- [To do]: Below are the records. List every line holding the word "duties".

- [Entries supplied]:
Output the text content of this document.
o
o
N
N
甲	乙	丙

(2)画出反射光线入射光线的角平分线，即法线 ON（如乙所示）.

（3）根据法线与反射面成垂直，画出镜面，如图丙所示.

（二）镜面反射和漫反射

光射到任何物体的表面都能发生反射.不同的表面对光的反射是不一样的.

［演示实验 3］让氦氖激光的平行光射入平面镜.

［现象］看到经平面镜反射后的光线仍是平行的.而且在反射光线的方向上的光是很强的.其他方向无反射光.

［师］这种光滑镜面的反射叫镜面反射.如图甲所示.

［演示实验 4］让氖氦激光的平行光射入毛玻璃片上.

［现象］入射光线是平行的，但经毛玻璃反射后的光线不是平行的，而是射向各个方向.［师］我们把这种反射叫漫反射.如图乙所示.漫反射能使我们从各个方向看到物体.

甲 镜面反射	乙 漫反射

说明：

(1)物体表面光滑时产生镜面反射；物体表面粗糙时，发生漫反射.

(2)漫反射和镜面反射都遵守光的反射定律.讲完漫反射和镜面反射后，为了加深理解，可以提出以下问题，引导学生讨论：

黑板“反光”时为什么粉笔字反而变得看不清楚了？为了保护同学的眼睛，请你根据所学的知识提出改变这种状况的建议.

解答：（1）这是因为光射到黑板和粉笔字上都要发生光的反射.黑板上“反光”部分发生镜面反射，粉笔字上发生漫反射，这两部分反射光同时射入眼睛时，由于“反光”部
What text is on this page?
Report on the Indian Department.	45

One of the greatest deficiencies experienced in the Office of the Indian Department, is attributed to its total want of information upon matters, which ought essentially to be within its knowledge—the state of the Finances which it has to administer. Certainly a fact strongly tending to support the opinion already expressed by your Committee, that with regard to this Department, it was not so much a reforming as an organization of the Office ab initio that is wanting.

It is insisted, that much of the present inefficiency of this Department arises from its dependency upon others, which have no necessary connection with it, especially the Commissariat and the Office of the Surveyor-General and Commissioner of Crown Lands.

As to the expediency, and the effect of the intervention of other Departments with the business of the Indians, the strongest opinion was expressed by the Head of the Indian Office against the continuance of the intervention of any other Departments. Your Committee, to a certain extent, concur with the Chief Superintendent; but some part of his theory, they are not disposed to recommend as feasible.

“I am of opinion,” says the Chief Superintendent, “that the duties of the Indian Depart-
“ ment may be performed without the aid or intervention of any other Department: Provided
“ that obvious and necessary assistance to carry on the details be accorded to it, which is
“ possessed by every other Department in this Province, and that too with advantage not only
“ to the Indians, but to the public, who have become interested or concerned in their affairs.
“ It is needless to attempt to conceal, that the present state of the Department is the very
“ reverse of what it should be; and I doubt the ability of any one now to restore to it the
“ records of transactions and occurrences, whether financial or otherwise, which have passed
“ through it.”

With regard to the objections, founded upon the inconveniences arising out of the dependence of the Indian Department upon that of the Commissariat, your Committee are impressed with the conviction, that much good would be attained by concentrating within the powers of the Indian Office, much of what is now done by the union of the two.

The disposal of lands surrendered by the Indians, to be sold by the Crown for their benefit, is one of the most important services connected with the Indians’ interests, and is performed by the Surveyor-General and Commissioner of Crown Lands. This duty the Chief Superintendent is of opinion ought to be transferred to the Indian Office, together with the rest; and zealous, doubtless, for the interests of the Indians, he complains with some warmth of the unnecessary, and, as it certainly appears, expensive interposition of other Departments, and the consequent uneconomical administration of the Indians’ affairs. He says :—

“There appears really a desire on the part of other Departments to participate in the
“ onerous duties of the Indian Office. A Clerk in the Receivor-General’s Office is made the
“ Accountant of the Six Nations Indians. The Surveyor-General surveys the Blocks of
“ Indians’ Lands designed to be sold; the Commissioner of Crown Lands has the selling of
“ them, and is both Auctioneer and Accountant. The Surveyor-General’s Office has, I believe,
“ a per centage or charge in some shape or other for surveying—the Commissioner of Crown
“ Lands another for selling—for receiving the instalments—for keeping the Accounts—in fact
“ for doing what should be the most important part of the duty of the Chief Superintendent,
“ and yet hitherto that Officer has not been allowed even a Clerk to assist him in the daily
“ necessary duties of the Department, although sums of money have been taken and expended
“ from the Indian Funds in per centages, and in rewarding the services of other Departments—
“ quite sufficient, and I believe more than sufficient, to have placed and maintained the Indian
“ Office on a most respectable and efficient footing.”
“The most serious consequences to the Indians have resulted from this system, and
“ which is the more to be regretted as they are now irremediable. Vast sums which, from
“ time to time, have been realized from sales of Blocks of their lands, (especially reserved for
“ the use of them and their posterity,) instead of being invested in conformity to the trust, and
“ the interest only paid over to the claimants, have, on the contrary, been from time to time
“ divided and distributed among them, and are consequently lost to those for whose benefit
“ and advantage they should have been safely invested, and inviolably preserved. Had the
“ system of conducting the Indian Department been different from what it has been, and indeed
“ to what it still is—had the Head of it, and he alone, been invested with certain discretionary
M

- [Result for this exercise]:
“I am of opinion,” says the Chief Superintendent, “that the duties of the Indian Depart-
“ onerous duties of the Indian Office. A Clerk in the Receivor-General’s Office is made the
“ necessary duties of the Department, although sums of money have been taken and expended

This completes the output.